— Your objective —
Exactly as written, print each record in the listing.

Begin Data shown

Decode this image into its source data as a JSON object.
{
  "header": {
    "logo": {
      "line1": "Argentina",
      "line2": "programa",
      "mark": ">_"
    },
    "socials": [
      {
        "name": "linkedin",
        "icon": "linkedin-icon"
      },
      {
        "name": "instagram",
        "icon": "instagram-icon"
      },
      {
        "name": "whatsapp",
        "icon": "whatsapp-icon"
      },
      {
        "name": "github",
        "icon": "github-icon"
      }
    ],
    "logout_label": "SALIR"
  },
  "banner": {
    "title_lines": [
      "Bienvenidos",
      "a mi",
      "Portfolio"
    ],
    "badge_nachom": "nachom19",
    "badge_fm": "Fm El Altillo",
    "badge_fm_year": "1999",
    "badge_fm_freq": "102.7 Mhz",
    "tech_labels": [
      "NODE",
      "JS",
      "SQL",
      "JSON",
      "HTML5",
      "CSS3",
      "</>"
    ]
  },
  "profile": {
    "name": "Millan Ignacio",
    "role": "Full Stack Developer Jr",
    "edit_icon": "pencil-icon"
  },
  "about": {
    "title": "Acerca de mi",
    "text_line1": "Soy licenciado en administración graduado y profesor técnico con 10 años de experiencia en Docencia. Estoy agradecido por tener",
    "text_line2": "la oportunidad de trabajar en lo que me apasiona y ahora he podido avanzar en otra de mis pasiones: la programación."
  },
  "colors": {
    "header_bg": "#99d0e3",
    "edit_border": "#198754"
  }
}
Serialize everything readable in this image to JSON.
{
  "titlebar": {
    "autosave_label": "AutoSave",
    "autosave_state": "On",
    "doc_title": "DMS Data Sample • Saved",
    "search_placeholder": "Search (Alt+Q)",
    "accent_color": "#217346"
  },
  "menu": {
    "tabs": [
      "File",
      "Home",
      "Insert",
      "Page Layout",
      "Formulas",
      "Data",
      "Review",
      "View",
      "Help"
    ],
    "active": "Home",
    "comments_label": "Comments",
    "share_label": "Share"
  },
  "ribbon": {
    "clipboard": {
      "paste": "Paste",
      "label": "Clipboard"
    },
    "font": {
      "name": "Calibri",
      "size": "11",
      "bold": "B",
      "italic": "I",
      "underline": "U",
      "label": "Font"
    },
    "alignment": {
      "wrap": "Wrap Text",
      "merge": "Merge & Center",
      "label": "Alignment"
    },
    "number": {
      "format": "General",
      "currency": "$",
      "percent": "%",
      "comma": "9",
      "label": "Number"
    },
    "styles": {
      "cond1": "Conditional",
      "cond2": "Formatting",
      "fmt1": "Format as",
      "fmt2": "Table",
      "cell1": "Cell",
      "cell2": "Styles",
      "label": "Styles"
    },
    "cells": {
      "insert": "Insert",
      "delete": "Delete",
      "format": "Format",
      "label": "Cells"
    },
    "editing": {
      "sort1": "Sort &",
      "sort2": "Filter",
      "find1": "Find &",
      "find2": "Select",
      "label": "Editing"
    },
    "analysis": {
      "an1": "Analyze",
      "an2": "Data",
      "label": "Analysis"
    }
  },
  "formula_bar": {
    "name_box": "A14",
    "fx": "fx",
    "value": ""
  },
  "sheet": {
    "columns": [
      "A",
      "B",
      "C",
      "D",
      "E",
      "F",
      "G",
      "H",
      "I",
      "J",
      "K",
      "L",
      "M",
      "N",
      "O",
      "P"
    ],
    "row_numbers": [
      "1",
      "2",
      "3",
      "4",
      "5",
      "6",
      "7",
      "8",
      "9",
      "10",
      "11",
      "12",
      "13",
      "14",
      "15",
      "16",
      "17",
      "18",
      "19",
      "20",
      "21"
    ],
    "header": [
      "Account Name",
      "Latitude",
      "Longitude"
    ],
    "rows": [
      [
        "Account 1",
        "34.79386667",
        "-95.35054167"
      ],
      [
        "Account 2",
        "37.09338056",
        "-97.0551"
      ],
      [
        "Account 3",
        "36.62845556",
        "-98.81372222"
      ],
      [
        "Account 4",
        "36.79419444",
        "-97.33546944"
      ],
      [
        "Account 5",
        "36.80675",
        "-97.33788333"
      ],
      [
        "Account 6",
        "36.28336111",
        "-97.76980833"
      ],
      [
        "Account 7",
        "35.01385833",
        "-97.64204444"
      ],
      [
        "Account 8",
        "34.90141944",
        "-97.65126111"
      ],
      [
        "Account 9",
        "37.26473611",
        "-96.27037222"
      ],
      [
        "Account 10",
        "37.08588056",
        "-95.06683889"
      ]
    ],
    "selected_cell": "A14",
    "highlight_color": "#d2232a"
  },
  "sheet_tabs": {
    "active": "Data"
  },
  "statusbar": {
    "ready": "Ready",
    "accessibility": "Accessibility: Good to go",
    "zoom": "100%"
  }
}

End Data shown

— Task answer —
Decode this image into its source data as a JSON object.
{
  "header": {
    "logo": {
      "line1": "Argentina",
      "line2": "programa",
      "mark": ">_"
    },
    "socials": [
      {
        "name": "linkedin",
        "icon": "linkedin-icon"
      },
      {
        "name": "instagram",
        "icon": "instagram-icon"
      },
      {
        "name": "whatsapp",
        "icon": "whatsapp-icon"
      },
      {
        "name": "github",
        "icon": "github-icon"
      }
    ],
    "logout_label": "SALIR"
  },
  "banner": {
    "title_lines": [
      "Bienvenidos",
      "a mi",
      "Portfolio"
    ],
    "badge_nachom": "nachom19",
    "badge_fm": "Fm El Altillo",
    "badge_fm_year": "1999",
    "badge_fm_freq": "102.7 Mhz",
    "tech_labels": [
      "NODE",
      "JS",
      "SQL",
      "JSON",
      "HTML5",
      "CSS3",
      "</>"
    ]
  },
  "profile": {
    "name": "Millan Ignacio",
    "role": "Full Stack Developer Jr",
    "edit_icon": "pencil-icon"
  },
  "about": {
    "title": "Acerca de mi",
    "text_line1": "Soy licenciado en administración graduado y profesor técnico con 10 años de experiencia en Docencia. Estoy agradecido por tener",
    "text_line2": "la oportunidad de trabajar en lo que me apasiona y ahora he podido avanzar en otra de mis pasiones: la programación."
  },
  "colors": {
    "header_bg": "#99d0e3",
    "edit_border": "#198754"
  }
}
Serialize everything readable in this image to JSON.
{
  "titlebar": {
    "autosave_label": "AutoSave",
    "autosave_state": "On",
    "doc_title": "DMS Data Sample • Saved",
    "search_placeholder": "Search (Alt+Q)",
    "accent_color": "#217346"
  },
  "menu": {
    "tabs": [
      "File",
      "Home",
      "Insert",
      "Page Layout",
      "Formulas",
      "Data",
      "Review",
      "View",
      "Help"
    ],
    "active": "Home",
    "comments_label": "Comments",
    "share_label": "Share"
  },
  "ribbon": {
    "clipboard": {
      "paste": "Paste",
      "label": "Clipboard"
    },
    "font": {
      "name": "Calibri",
      "size": "11",
      "bold": "B",
      "italic": "I",
      "underline": "U",
      "label": "Font"
    },
    "alignment": {
      "wrap": "Wrap Text",
      "merge": "Merge & Center",
      "label": "Alignment"
    },
    "number": {
      "format": "General",
      "currency": "$",
      "percent": "%",
      "comma": "9",
      "label": "Number"
    },
    "styles": {
      "cond1": "Conditional",
      "cond2": "Formatting",
      "fmt1": "Format as",
      "fmt2": "Table",
      "cell1": "Cell",
      "cell2": "Styles",
      "label": "Styles"
    },
    "cells": {
      "insert": "Insert",
      "delete": "Delete",
      "format": "Format",
      "label": "Cells"
    },
    "editing": {
      "sort1": "Sort &",
      "sort2": "Filter",
      "find1": "Find &",
      "find2": "Select",
      "label": "Editing"
    },
    "analysis": {
      "an1": "Analyze",
      "an2": "Data",
      "label": "Analysis"
    }
  },
  "formula_bar": {
    "name_box": "A14",
    "fx": "fx",
    "value": ""
  },
  "sheet": {
    "columns": [
      "A",
      "B",
      "C",
      "D",
      "E",
      "F",
      "G",
      "H",
      "I",
      "J",
      "K",
      "L",
      "M",
      "N",
      "O",
      "P"
    ],
    "row_numbers": [
      "1",
      "2",
      "3",
      "4",
      "5",
      "6",
      "7",
      "8",
      "9",
      "10",
      "11",
      "12",
      "13",
      "14",
      "15",
      "16",
      "17",
      "18",
      "19",
      "20",
      "21"
    ],
    "header": [
      "Account Name",
      "Latitude",
      "Longitude"
    ],
    "rows": [
      [
        "Account 1",
        "34.79386667",
        "-95.35054167"
      ],
      [
        "Account 2",
        "37.09338056",
        "-97.0551"
      ],
      [
        "Account 3",
        "36.62845556",
        "-98.81372222"
      ],
      [
        "Account 4",
        "36.79419444",
        "-97.33546944"
      ],
      [
        "Account 5",
        "36.80675",
        "-97.33788333"
      ],
      [
        "Account 6",
        "36.28336111",
        "-97.76980833"
      ],
      [
        "Account 7",
        "35.01385833",
        "-97.64204444"
      ],
      [
        "Account 8",
        "34.90141944",
        "-97.65126111"
      ],
      [
        "Account 9",
        "37.26473611",
        "-96.27037222"
      ],
      [
        "Account 10",
        "37.08588056",
        "-95.06683889"
      ]
    ],
    "selected_cell": "A14",
    "highlight_color": "#d2232a"
  },
  "sheet_tabs": {
    "active": "Data"
  },
  "statusbar": {
    "ready": "Ready",
    "accessibility": "Accessibility: Good to go",
    "zoom": "100%"
  }
}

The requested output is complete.